# PROBLEM DESCRIPTION
In the records below, find the line holding "Extract all readable text from this page."; copy it and every line after it to the end, omitting all images.

○ ○ ○ ○ ○

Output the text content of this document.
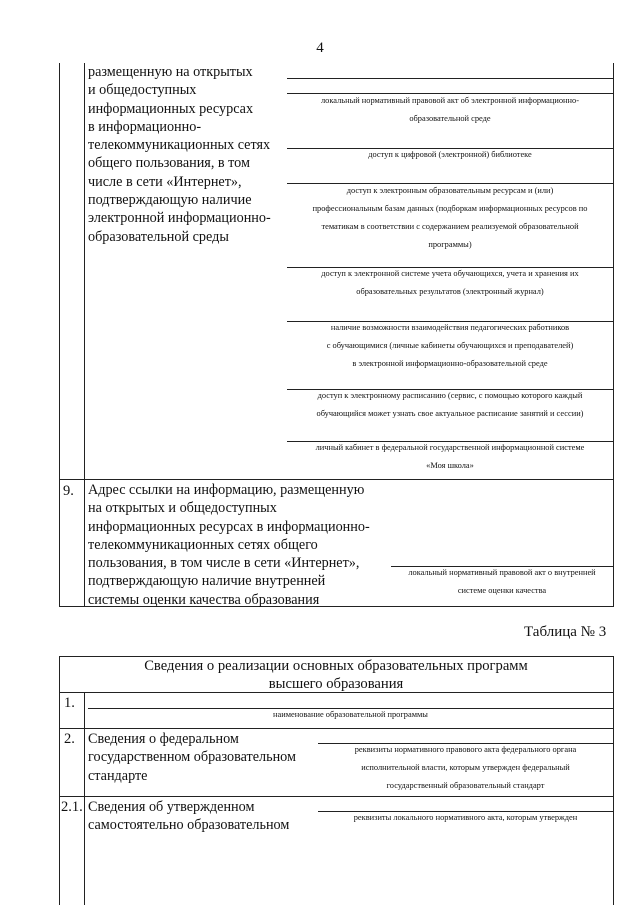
4
размещенную на открытых
и общедоступных
информационных ресурсах
в информационно-
телекоммуникационных сетях
общего пользования, в том
числе в сети «Интернет»,
подтверждающую наличие
электронной информационно-
образовательной среды
локальный нормативный правовой акт об электронной информационно-
образовательной среде
доступ к цифровой (электронной) библиотеке
доступ к электронным образовательным ресурсам и (или)
профессиональным базам данных (подборкам информационных ресурсов по
тематикам в соответствии с содержанием реализуемой образовательной
программы)
доступ к электронной системе учета обучающихся, учета и хранения их
образовательных результатов (электронный журнал)
наличие возможности взаимодействия педагогических работников
с обучающимися (личные кабинеты обучающихся и преподавателей)
в электронной информационно-образовательной среде
доступ к электронному расписанию (сервис, с помощью которого каждый
обучающийся может узнать свое актуальное расписание занятий и сессии)
личный кабинет в федеральной государственной информационной системе
«Моя школа»
9. Адрес ссылки на информацию, размещенную
на открытых и общедоступных
информационных ресурсах в информационно-
телекоммуникационных сетях общего
пользования, в том числе в сети «Интернет»,
подтверждающую наличие внутренней
системы оценки качества образования
локальный нормативный правовой акт о внутренней
системе оценки качества
Таблица № 3
Сведения о реализации основных образовательных программ
высшего образования
1.
наименование образовательной программы
2. Сведения о федеральном
государственном образовательном
стандарте
реквизиты нормативного правового акта федерального органа
исполнительной власти, которым утвержден федеральный
государственный образовательный стандарт
2.1. Сведения об утвержденном
самостоятельно образовательном	реквизиты локального нормативного акта, которым утвержден
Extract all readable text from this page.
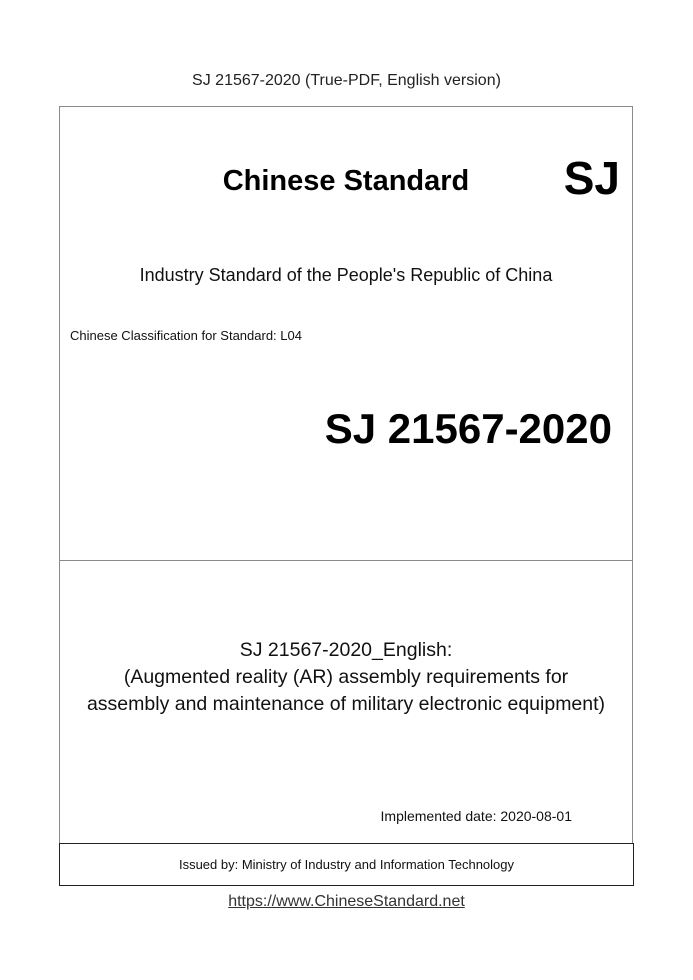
SJ 21567-2020 (True-PDF, English version)
Chinese Standard	SJ
Industry Standard of the People's Republic of China
Chinese Classification for Standard: L04
SJ 21567-2020
SJ 21567-2020_English:
(Augmented reality (AR) assembly requirements for
assembly and maintenance of military electronic equipment)
Implemented date: 2020-08-01
Issued by: Ministry of Industry and Information Technology
https://www.ChineseStandard.net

○ ○ ○ ○ ○

# TASK OUTPUT
Extract all readable text from this page.
SJ 21567-2020 (True-PDF, English version)
Chinese Standard	SJ
Industry Standard of the People's Republic of China
Chinese Classification for Standard: L04
SJ 21567-2020
SJ 21567-2020_English:
(Augmented reality (AR) assembly requirements for
assembly and maintenance of military electronic equipment)
Implemented date: 2020-08-01
Issued by: Ministry of Industry and Information Technology
https://www.ChineseStandard.net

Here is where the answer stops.